WHAT YOU HAVE TO DO:
Keep the pictures out of the copy and repeat the records exactly.

DATA PROVIDED:
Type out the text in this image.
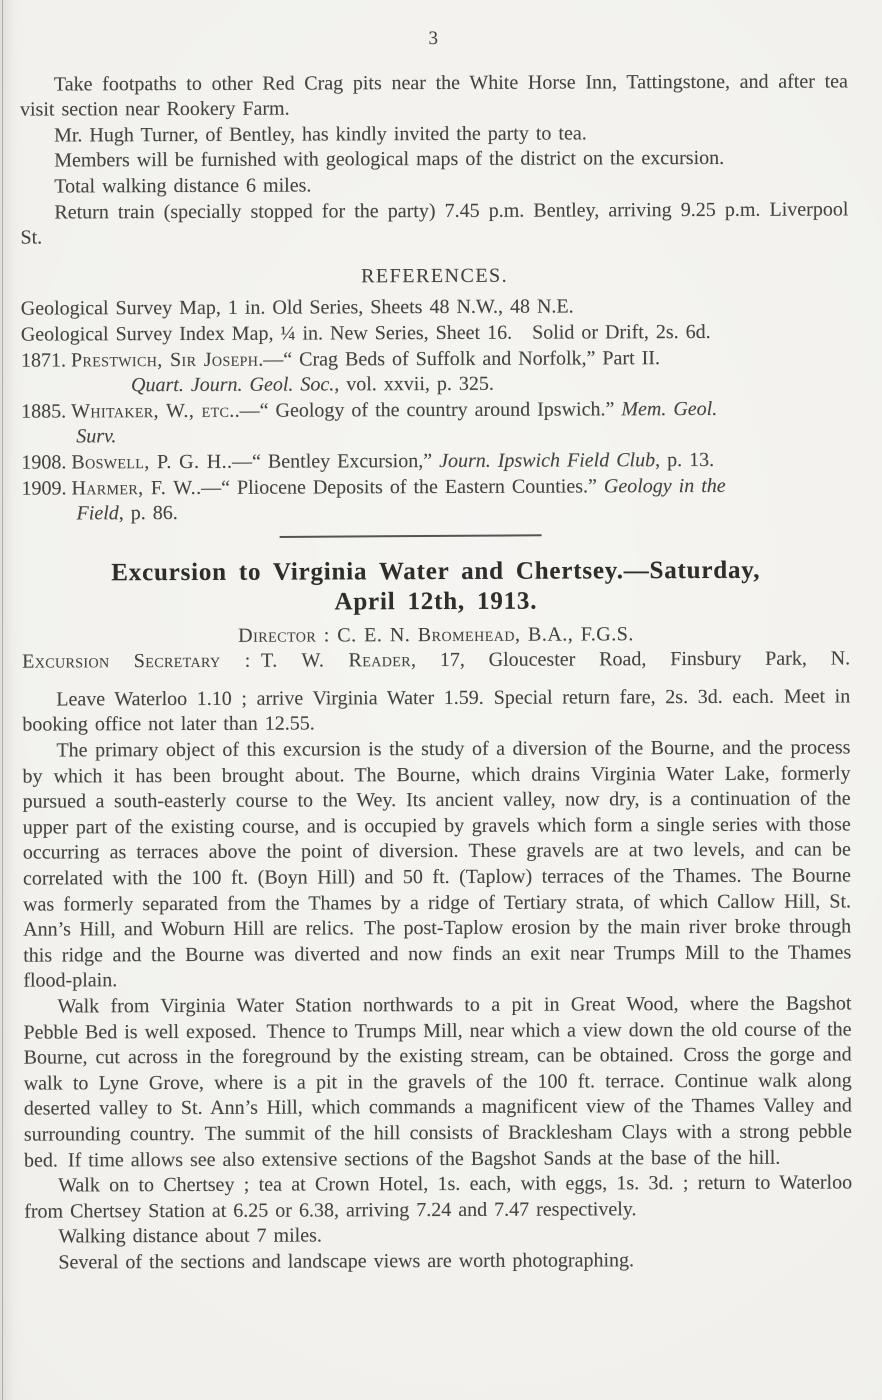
3

Take footpaths to other Red Crag pits near the White Horse Inn, Tattingstone, and after tea visit section near Rookery Farm.

Mr. Hugh Turner, of Bentley, has kindly invited the party to tea.

Members will be furnished with geological maps of the district on the excursion.

Total walking distance 6 miles.

Return train (specially stopped for the party) 7.45 p.m. Bentley, arriving 9.25 p.m. Liverpool St.

REFERENCES.

Geological Survey Map, 1 in. Old Series, Sheets 48 N.W., 48 N.E.

Geological Survey Index Map, ¼ in. New Series, Sheet 16.  Solid or Drift, 2s. 6d.

1871. Prestwich, Sir Joseph.—“ Crag Beds of Suffolk and Norfolk,” Part II.
Quart. Journ. Geol. Soc., vol. xxvii, p. 325.
1885. Whitaker, W., etc..—“ Geology of the country around Ipswich.” Mem. Geol.
Surv.
1908. Boswell, P. G. H..—“ Bentley Excursion,” Journ. Ipswich Field Club, p. 13.
1909. Harmer, F. W..—“ Pliocene Deposits of the Eastern Counties.” Geology in the
Field, p. 86.
Excursion to Virginia Water and Chertsey.—Saturday,
April 12th, 1913.
Director : C. E. N. Bromehead, B.A., F.G.S.

Excursion Secretary : T. W. Reader, 17, Gloucester Road, Finsbury Park, N.

Leave Waterloo 1.10 ; arrive Virginia Water 1.59. Special return fare, 2s. 3d. each. Meet in booking office not later than 12.55.

The primary object of this excursion is the study of a diversion of the Bourne, and the process by which it has been brought about. The Bourne, which drains Virginia Water Lake, formerly pursued a south-easterly course to the Wey. Its ancient valley, now dry, is a continuation of the upper part of the existing course, and is occupied by gravels which form a single series with those occurring as terraces above the point of diversion. These gravels are at two levels, and can be correlated with the 100 ft. (Boyn Hill) and 50 ft. (Taplow) terraces of the Thames. The Bourne was formerly separated from the Thames by a ridge of Tertiary strata, of which Callow Hill, St. Ann’s Hill, and Woburn Hill are relics. The post-Taplow erosion by the main river broke through this ridge and the Bourne was diverted and now finds an exit near Trumps Mill to the Thames flood-plain.

Walk from Virginia Water Station northwards to a pit in Great Wood, where the Bagshot Pebble Bed is well exposed. Thence to Trumps Mill, near which a view down the old course of the Bourne, cut across in the foreground by the existing stream, can be obtained. Cross the gorge and walk to Lyne Grove, where is a pit in the gravels of the 100 ft. terrace. Continue walk along deserted valley to St. Ann’s Hill, which commands a magnificent view of the Thames Valley and surrounding country. The summit of the hill consists of Bracklesham Clays with a strong pebble bed. If time allows see also extensive sections of the Bagshot Sands at the base of the hill.

Walk on to Chertsey ; tea at Crown Hotel, 1s. each, with eggs, 1s. 3d. ; return to Waterloo from Chertsey Station at 6.25 or 6.38, arriving 7.24 and 7.47 respectively.

Walking distance about 7 miles.

Several of the sections and landscape views are worth photographing.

SOLUTION TO THIS PROBLEM:
Type out the text in this image.
3

Take footpaths to other Red Crag pits near the White Horse Inn, Tattingstone, and after tea visit section near Rookery Farm.

Mr. Hugh Turner, of Bentley, has kindly invited the party to tea.

Members will be furnished with geological maps of the district on the excursion.

Total walking distance 6 miles.

Return train (specially stopped for the party) 7.45 p.m. Bentley, arriving 9.25 p.m. Liverpool St.

REFERENCES.

Geological Survey Map, 1 in. Old Series, Sheets 48 N.W., 48 N.E.

Geological Survey Index Map, ¼ in. New Series, Sheet 16.  Solid or Drift, 2s. 6d.

1871. Prestwich, Sir Joseph.—“ Crag Beds of Suffolk and Norfolk,” Part II.
Quart. Journ. Geol. Soc., vol. xxvii, p. 325.
1885. Whitaker, W., etc..—“ Geology of the country around Ipswich.” Mem. Geol.
Surv.
1908. Boswell, P. G. H..—“ Bentley Excursion,” Journ. Ipswich Field Club, p. 13.
1909. Harmer, F. W..—“ Pliocene Deposits of the Eastern Counties.” Geology in the
Field, p. 86.
Excursion to Virginia Water and Chertsey.—Saturday,
April 12th, 1913.
Director : C. E. N. Bromehead, B.A., F.G.S.

Excursion Secretary : T. W. Reader, 17, Gloucester Road, Finsbury Park, N.

Leave Waterloo 1.10 ; arrive Virginia Water 1.59. Special return fare, 2s. 3d. each. Meet in booking office not later than 12.55.

The primary object of this excursion is the study of a diversion of the Bourne, and the process by which it has been brought about. The Bourne, which drains Virginia Water Lake, formerly pursued a south-easterly course to the Wey. Its ancient valley, now dry, is a continuation of the upper part of the existing course, and is occupied by gravels which form a single series with those occurring as terraces above the point of diversion. These gravels are at two levels, and can be correlated with the 100 ft. (Boyn Hill) and 50 ft. (Taplow) terraces of the Thames. The Bourne was formerly separated from the Thames by a ridge of Tertiary strata, of which Callow Hill, St. Ann’s Hill, and Woburn Hill are relics. The post-Taplow erosion by the main river broke through this ridge and the Bourne was diverted and now finds an exit near Trumps Mill to the Thames flood-plain.

Walk from Virginia Water Station northwards to a pit in Great Wood, where the Bagshot Pebble Bed is well exposed. Thence to Trumps Mill, near which a view down the old course of the Bourne, cut across in the foreground by the existing stream, can be obtained. Cross the gorge and walk to Lyne Grove, where is a pit in the gravels of the 100 ft. terrace. Continue walk along deserted valley to St. Ann’s Hill, which commands a magnificent view of the Thames Valley and surrounding country. The summit of the hill consists of Bracklesham Clays with a strong pebble bed. If time allows see also extensive sections of the Bagshot Sands at the base of the hill.

Walk on to Chertsey ; tea at Crown Hotel, 1s. each, with eggs, 1s. 3d. ; return to Waterloo from Chertsey Station at 6.25 or 6.38, arriving 7.24 and 7.47 respectively.

Walking distance about 7 miles.

Several of the sections and landscape views are worth photographing.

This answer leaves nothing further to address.